[Dataset entries]
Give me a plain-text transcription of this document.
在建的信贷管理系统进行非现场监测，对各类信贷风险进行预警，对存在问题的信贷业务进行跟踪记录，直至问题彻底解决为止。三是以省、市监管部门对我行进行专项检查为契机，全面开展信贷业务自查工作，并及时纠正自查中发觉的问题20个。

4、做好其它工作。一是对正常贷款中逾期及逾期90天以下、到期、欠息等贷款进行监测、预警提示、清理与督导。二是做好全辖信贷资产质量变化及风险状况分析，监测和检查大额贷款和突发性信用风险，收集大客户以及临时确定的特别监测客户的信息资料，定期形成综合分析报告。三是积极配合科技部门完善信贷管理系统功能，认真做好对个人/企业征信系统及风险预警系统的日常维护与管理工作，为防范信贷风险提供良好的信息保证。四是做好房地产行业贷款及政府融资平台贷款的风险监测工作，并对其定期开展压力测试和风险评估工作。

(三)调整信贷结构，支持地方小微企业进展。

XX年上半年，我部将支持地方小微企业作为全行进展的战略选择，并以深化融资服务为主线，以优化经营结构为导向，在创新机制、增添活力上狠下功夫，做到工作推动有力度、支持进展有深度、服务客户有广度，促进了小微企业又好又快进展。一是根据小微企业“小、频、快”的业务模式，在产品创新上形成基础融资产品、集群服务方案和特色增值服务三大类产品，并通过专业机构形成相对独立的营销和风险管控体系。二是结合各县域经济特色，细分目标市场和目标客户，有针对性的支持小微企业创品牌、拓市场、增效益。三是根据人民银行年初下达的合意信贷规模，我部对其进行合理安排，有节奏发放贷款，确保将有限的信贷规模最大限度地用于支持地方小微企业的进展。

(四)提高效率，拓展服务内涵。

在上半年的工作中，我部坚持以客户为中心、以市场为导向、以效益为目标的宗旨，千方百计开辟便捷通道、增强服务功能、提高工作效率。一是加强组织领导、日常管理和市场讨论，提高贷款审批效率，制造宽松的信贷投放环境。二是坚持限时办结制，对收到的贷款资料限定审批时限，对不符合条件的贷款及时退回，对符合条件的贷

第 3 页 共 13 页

◆ **JOB**
Print the material once more, exactly.

◆ **WRITTEN SOLUTION**
Give me a plain-text transcription of this document.
在建的信贷管理系统进行非现场监测，对各类信贷风险进行预警，对存在问题的信贷业务进行跟踪记录，直至问题彻底解决为止。三是以省、市监管部门对我行进行专项检查为契机，全面开展信贷业务自查工作，并及时纠正自查中发觉的问题20个。

4、做好其它工作。一是对正常贷款中逾期及逾期90天以下、到期、欠息等贷款进行监测、预警提示、清理与督导。二是做好全辖信贷资产质量变化及风险状况分析，监测和检查大额贷款和突发性信用风险，收集大客户以及临时确定的特别监测客户的信息资料，定期形成综合分析报告。三是积极配合科技部门完善信贷管理系统功能，认真做好对个人/企业征信系统及风险预警系统的日常维护与管理工作，为防范信贷风险提供良好的信息保证。四是做好房地产行业贷款及政府融资平台贷款的风险监测工作，并对其定期开展压力测试和风险评估工作。

(三)调整信贷结构，支持地方小微企业进展。

XX年上半年，我部将支持地方小微企业作为全行进展的战略选择，并以深化融资服务为主线，以优化经营结构为导向，在创新机制、增添活力上狠下功夫，做到工作推动有力度、支持进展有深度、服务客户有广度，促进了小微企业又好又快进展。一是根据小微企业“小、频、快”的业务模式，在产品创新上形成基础融资产品、集群服务方案和特色增值服务三大类产品，并通过专业机构形成相对独立的营销和风险管控体系。二是结合各县域经济特色，细分目标市场和目标客户，有针对性的支持小微企业创品牌、拓市场、增效益。三是根据人民银行年初下达的合意信贷规模，我部对其进行合理安排，有节奏发放贷款，确保将有限的信贷规模最大限度地用于支持地方小微企业的进展。

(四)提高效率，拓展服务内涵。

在上半年的工作中，我部坚持以客户为中心、以市场为导向、以效益为目标的宗旨，千方百计开辟便捷通道、增强服务功能、提高工作效率。一是加强组织领导、日常管理和市场讨论，提高贷款审批效率，制造宽松的信贷投放环境。二是坚持限时办结制，对收到的贷款资料限定审批时限，对不符合条件的贷款及时退回，对符合条件的贷

第 3 页 共 13 页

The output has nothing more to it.